__Exercise brief__. The records that follow are to be transcribed in full, without their images.
-- BEGIN --
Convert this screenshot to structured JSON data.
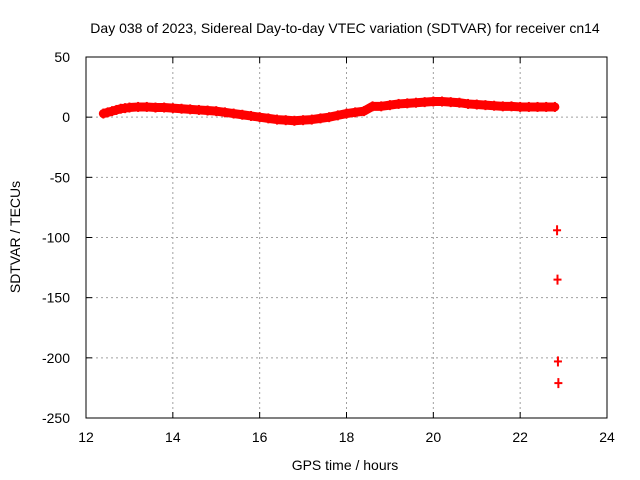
{
  "chart_data": {
    "type": "scatter",
    "title": "Day 038 of 2023, Sidereal Day-to-day VTEC variation (SDTVAR) for receiver cn14",
    "xlabel": "GPS time / hours",
    "ylabel": "SDTVAR / TECUs",
    "xlim": [
      12,
      24
    ],
    "ylim": [
      -250,
      50
    ],
    "xticks": [
      12,
      14,
      16,
      18,
      20,
      22,
      24
    ],
    "yticks": [
      50,
      0,
      -50,
      -100,
      -150,
      -200,
      -250
    ],
    "grid": true,
    "marker": "plus",
    "series": [
      {
        "name": "SDTVAR",
        "color": "#ff0000",
        "x": [
          12.4,
          12.5,
          12.6,
          12.7,
          12.8,
          12.9,
          13.0,
          13.2,
          13.4,
          13.6,
          13.8,
          14.0,
          14.2,
          14.4,
          14.6,
          14.8,
          15.0,
          15.2,
          15.4,
          15.6,
          15.8,
          16.0,
          16.2,
          16.4,
          16.6,
          16.8,
          17.0,
          17.2,
          17.4,
          17.6,
          17.8,
          18.0,
          18.2,
          18.4,
          18.6,
          18.8,
          19.0,
          19.2,
          19.4,
          19.6,
          19.8,
          20.0,
          20.2,
          20.4,
          20.6,
          20.8,
          21.0,
          21.2,
          21.4,
          21.6,
          21.8,
          22.0,
          22.2,
          22.4,
          22.6,
          22.8,
          22.85,
          22.86,
          22.87,
          22.88
        ],
        "y": [
          3,
          4,
          5,
          6,
          7,
          7.5,
          8,
          8.5,
          8.5,
          8,
          8,
          7.5,
          7,
          6.5,
          6,
          5.5,
          5,
          4,
          3,
          2,
          1,
          0,
          -1,
          -2,
          -2.5,
          -3,
          -2.5,
          -2,
          -1,
          0,
          1.5,
          3,
          4,
          5,
          9,
          9,
          10,
          11,
          11.5,
          12,
          12.5,
          13,
          13,
          12.5,
          12,
          11,
          10.5,
          10,
          9.5,
          9,
          9,
          8.5,
          8.5,
          8.5,
          8.5,
          8.5,
          -94,
          -135,
          -203,
          -221
        ]
      }
    ]
  }
}
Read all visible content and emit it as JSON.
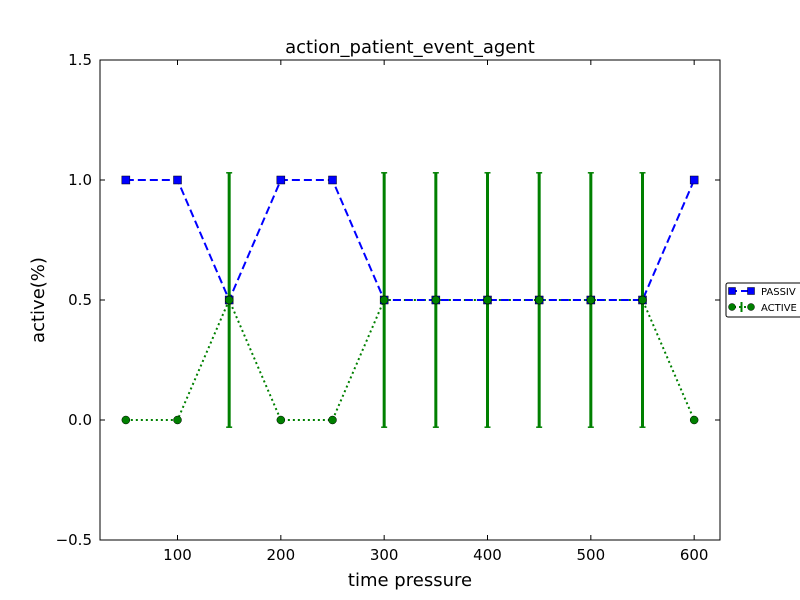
-- END --
__Exercise result__.
Convert this screenshot to structured JSON data.
{
  "chart_data": {
    "type": "scatter",
    "title": "Day 038 of 2023, Sidereal Day-to-day VTEC variation (SDTVAR) for receiver cn14",
    "xlabel": "GPS time / hours",
    "ylabel": "SDTVAR / TECUs",
    "xlim": [
      12,
      24
    ],
    "ylim": [
      -250,
      50
    ],
    "xticks": [
      12,
      14,
      16,
      18,
      20,
      22,
      24
    ],
    "yticks": [
      50,
      0,
      -50,
      -100,
      -150,
      -200,
      -250
    ],
    "grid": true,
    "marker": "plus",
    "series": [
      {
        "name": "SDTVAR",
        "color": "#ff0000",
        "x": [
          12.4,
          12.5,
          12.6,
          12.7,
          12.8,
          12.9,
          13.0,
          13.2,
          13.4,
          13.6,
          13.8,
          14.0,
          14.2,
          14.4,
          14.6,
          14.8,
          15.0,
          15.2,
          15.4,
          15.6,
          15.8,
          16.0,
          16.2,
          16.4,
          16.6,
          16.8,
          17.0,
          17.2,
          17.4,
          17.6,
          17.8,
          18.0,
          18.2,
          18.4,
          18.6,
          18.8,
          19.0,
          19.2,
          19.4,
          19.6,
          19.8,
          20.0,
          20.2,
          20.4,
          20.6,
          20.8,
          21.0,
          21.2,
          21.4,
          21.6,
          21.8,
          22.0,
          22.2,
          22.4,
          22.6,
          22.8,
          22.85,
          22.86,
          22.87,
          22.88
        ],
        "y": [
          3,
          4,
          5,
          6,
          7,
          7.5,
          8,
          8.5,
          8.5,
          8,
          8,
          7.5,
          7,
          6.5,
          6,
          5.5,
          5,
          4,
          3,
          2,
          1,
          0,
          -1,
          -2,
          -2.5,
          -3,
          -2.5,
          -2,
          -1,
          0,
          1.5,
          3,
          4,
          5,
          9,
          9,
          10,
          11,
          11.5,
          12,
          12.5,
          13,
          13,
          12.5,
          12,
          11,
          10.5,
          10,
          9.5,
          9,
          9,
          8.5,
          8.5,
          8.5,
          8.5,
          8.5,
          -94,
          -135,
          -203,
          -221
        ]
      }
    ]
  }
}
Read all visible content and emit it as JSON.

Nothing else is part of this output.